§ Exercise aim
Exactly repeat all the records below, omitting the images they hold.

§ Information shown
>>>

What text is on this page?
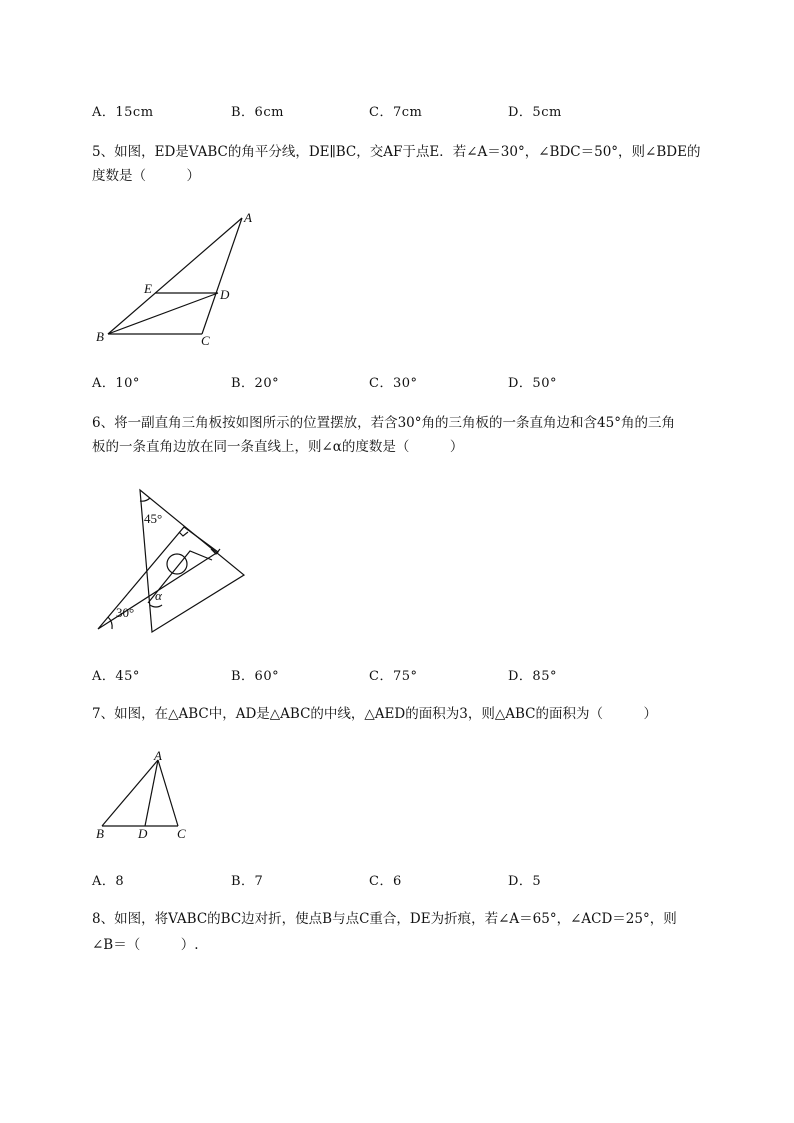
A．15cm	B．6cm	C．7cm	D．5cm
5、如图，ED是VABC的角平分线，DE∥BC，交AF于点E．若∠A＝30°，∠BDC＝50°，则∠BDE的
度数是（　　　）
A
B	C
D
E
A．10°	B．20°	C．30°	D．50°
6、将一副直角三角板按如图所示的位置摆放，若含30°角的三角板的一条直角边和含45°角的三角
板的一条直角边放在同一条直线上，则∠α的度数是（　　　）
45°
30°
α
A．45°	B．60°	C．75°	D．85°
7、如图，在△ABC中，AD是△ABC的中线，△AED的面积为3，则△ABC的面积为（　　　）
A
B	C
D
A．8	B．7	C．6	D．5
8、如图，将VABC的BC边对折，使点B与点C重合，DE为折痕，若∠A＝65°，∠ACD＝25°，则
∠B＝（　　　）.
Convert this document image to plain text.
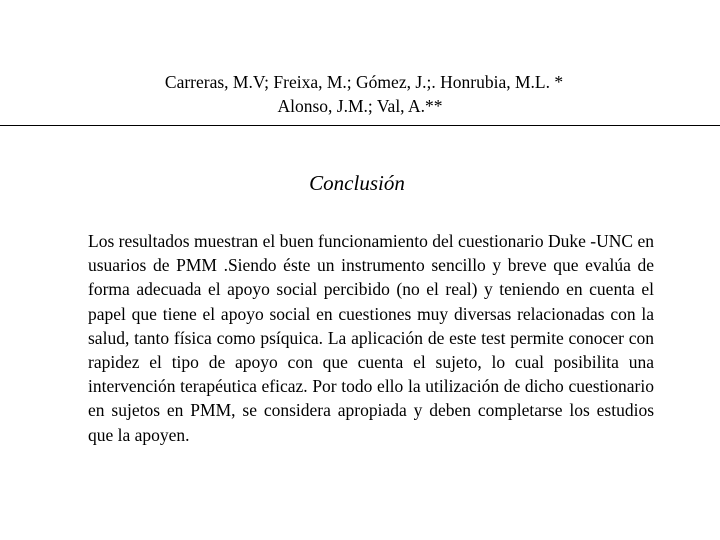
Carreras, M.V; Freixa, M.; Gómez, J.;. Honrubia, M.L. *
Alonso, J.M.; Val, A.**
Conclusión
Los resultados muestran el buen funcionamiento del cuestionario Duke -UNC en usuarios de PMM .Siendo éste un instrumento sencillo y breve que evalúa de forma adecuada el apoyo social percibido (no el real) y teniendo en cuenta el papel que tiene el apoyo social en cuestiones muy diversas relacionadas con la salud, tanto física como psíquica. La aplicación de este test permite conocer con rapidez el tipo de apoyo con que cuenta el sujeto, lo cual posibilita una intervención terapéutica eficaz. Por todo ello la utilización de dicho cuestionario en sujetos en PMM, se considera apropiada y deben completarse los estudios que la apoyen.
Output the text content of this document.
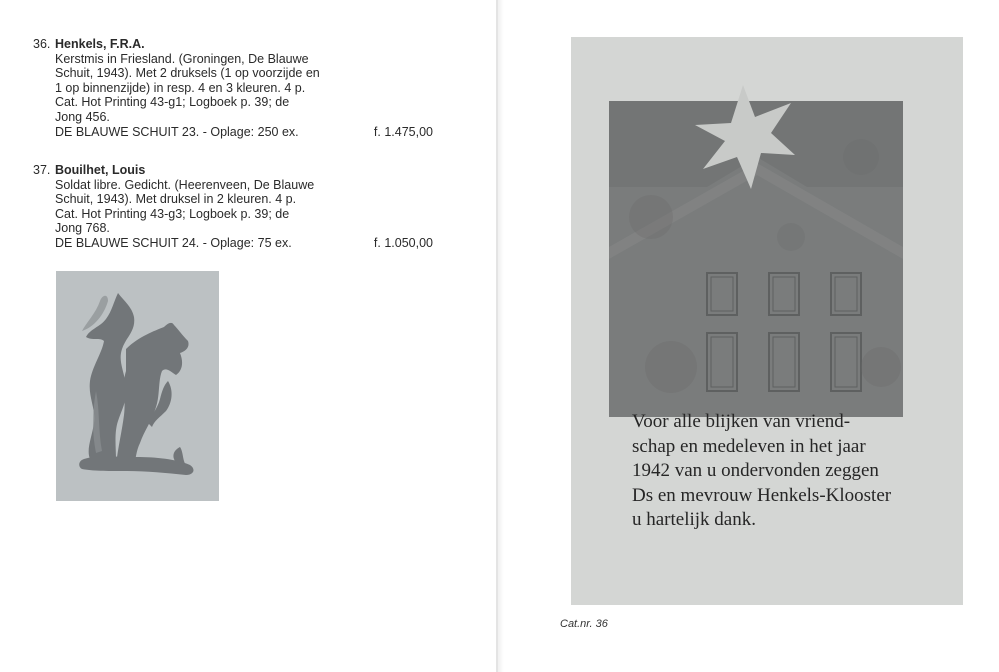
36. Henkels, F.R.A.
Kerstmis in Friesland. (Groningen, De Blauwe
Schuit, 1943). Met 2 druksels (1 op voorzijde en
1 op binnenzijde) in resp. 4 en 3 kleuren. 4 p.
Cat. Hot Printing 43-g1; Logboek p. 39; de
Jong 456.
DE BLAUWE SCHUIT 23. - Oplage: 250 ex.	f. 1.475,00
37. Bouilhet, Louis
Soldat libre. Gedicht. (Heerenveen, De Blauwe
Schuit, 1943). Met druksel in 2 kleuren. 4 p.
Cat. Hot Printing 43-g3; Logboek p. 39; de
Jong 768.
DE BLAUWE SCHUIT 24. - Oplage: 75 ex.	f. 1.050,00
Voor alle blijken van vriend-
schap en medeleven in het jaar
1942 van u ondervonden zeggen
Ds en mevrouw Henkels-Klooster
u hartelijk dank.
Cat.nr. 36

<<<

§ Finished task
What text is on this page?
A．15cm	B．6cm	C．7cm	D．5cm
5、如图，ED是VABC的角平分线，DE∥BC，交AF于点E．若∠A＝30°，∠BDC＝50°，则∠BDE的
度数是（　　　）
A
B	C
D
E
A．10°	B．20°	C．30°	D．50°
6、将一副直角三角板按如图所示的位置摆放，若含30°角的三角板的一条直角边和含45°角的三角
板的一条直角边放在同一条直线上，则∠α的度数是（　　　）
45°
30°
α
A．45°	B．60°	C．75°	D．85°
7、如图，在△ABC中，AD是△ABC的中线，△AED的面积为3，则△ABC的面积为（　　　）
A
B	C
D
A．8	B．7	C．6	D．5
8、如图，将VABC的BC边对折，使点B与点C重合，DE为折痕，若∠A＝65°，∠ACD＝25°，则
∠B＝（　　　）.
Convert this document image to plain text.
Carreras, M.V; Freixa, M.; Gómez, J.;. Honrubia, M.L. *
Alonso, J.M.; Val, A.**
Conclusión
Los resultados muestran el buen funcionamiento del cuestionario Duke -UNC en usuarios de PMM .Siendo éste un instrumento sencillo y breve que evalúa de forma adecuada el apoyo social percibido (no el real) y teniendo en cuenta el papel que tiene el apoyo social en cuestiones muy diversas relacionadas con la salud, tanto física como psíquica. La aplicación de este test permite conocer con rapidez el tipo de apoyo con que cuenta el sujeto, lo cual posibilita una intervención terapéutica eficaz. Por todo ello la utilización de dicho cuestionario en sujetos en PMM, se considera apropiada y deben completarse los estudios que la apoyen.
Output the text content of this document.
36. Henkels, F.R.A.
Kerstmis in Friesland. (Groningen, De Blauwe
Schuit, 1943). Met 2 druksels (1 op voorzijde en
1 op binnenzijde) in resp. 4 en 3 kleuren. 4 p.
Cat. Hot Printing 43-g1; Logboek p. 39; de
Jong 456.
DE BLAUWE SCHUIT 23. - Oplage: 250 ex.	f. 1.475,00
37. Bouilhet, Louis
Soldat libre. Gedicht. (Heerenveen, De Blauwe
Schuit, 1943). Met druksel in 2 kleuren. 4 p.
Cat. Hot Printing 43-g3; Logboek p. 39; de
Jong 768.
DE BLAUWE SCHUIT 24. - Oplage: 75 ex.	f. 1.050,00
Voor alle blijken van vriend-
schap en medeleven in het jaar
1942 van u ondervonden zeggen
Ds en mevrouw Henkels-Klooster
u hartelijk dank.
Cat.nr. 36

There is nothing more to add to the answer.